* Stated goal:
Provide nothing beyond the count of lines that include the string "потребителей".

* Data excerpts:
━━━━━━

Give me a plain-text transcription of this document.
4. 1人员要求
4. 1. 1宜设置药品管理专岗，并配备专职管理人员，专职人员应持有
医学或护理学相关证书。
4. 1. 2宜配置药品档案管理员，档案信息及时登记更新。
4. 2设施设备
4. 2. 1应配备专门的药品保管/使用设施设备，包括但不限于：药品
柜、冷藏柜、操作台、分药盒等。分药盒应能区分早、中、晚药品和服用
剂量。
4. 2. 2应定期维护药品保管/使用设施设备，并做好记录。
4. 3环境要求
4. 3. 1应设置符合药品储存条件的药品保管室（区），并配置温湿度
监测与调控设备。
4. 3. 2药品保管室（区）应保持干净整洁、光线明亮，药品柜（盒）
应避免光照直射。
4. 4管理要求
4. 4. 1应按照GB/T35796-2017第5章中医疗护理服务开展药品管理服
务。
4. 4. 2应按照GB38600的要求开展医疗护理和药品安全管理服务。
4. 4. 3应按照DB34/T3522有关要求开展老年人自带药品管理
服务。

━━━━━━

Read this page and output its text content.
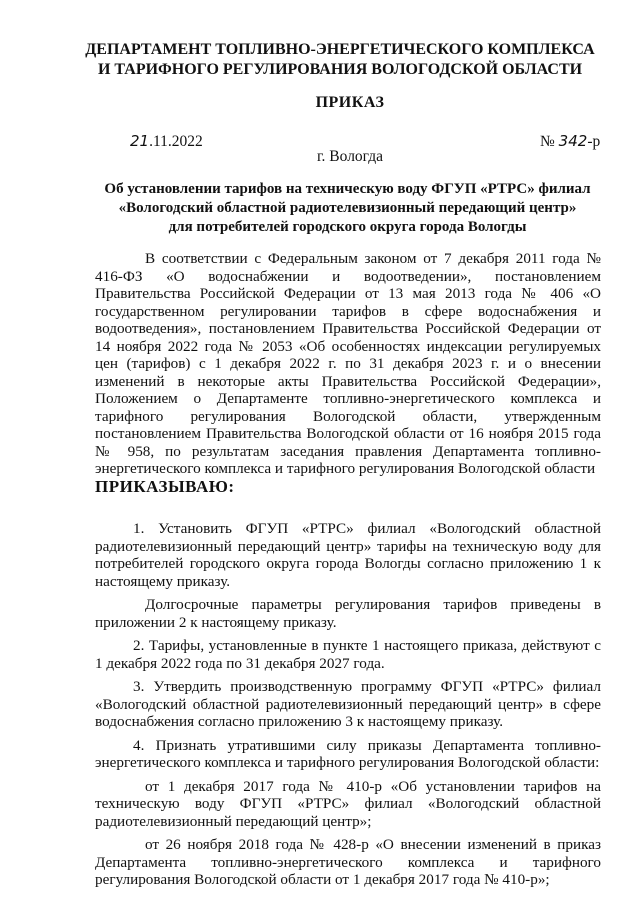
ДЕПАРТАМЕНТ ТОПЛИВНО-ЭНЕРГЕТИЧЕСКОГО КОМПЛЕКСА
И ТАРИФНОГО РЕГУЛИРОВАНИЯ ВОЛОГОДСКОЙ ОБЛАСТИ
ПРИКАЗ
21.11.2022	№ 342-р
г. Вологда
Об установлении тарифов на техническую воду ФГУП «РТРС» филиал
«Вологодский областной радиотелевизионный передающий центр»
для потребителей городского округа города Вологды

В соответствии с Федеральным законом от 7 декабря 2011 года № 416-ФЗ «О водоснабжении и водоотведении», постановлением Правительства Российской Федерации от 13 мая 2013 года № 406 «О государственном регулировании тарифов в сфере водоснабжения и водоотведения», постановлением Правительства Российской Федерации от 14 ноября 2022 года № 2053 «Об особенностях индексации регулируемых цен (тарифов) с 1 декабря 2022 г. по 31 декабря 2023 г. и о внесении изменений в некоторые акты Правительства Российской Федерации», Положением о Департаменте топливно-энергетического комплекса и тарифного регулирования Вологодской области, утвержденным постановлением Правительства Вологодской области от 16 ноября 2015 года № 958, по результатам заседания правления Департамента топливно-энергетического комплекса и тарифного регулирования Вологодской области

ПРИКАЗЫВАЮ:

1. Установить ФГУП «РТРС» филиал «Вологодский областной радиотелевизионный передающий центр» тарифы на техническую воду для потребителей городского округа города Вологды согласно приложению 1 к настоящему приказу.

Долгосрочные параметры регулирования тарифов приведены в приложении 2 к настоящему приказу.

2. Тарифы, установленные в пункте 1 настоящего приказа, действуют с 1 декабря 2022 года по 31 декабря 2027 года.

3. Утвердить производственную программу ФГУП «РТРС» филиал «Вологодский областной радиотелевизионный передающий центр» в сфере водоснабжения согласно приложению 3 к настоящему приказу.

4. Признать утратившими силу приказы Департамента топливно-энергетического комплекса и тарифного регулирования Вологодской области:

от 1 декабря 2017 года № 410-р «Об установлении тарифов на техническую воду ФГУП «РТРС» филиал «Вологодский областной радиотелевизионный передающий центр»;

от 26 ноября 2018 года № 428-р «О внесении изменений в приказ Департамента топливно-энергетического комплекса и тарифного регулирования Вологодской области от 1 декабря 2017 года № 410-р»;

━━━━━━

* Written response:
2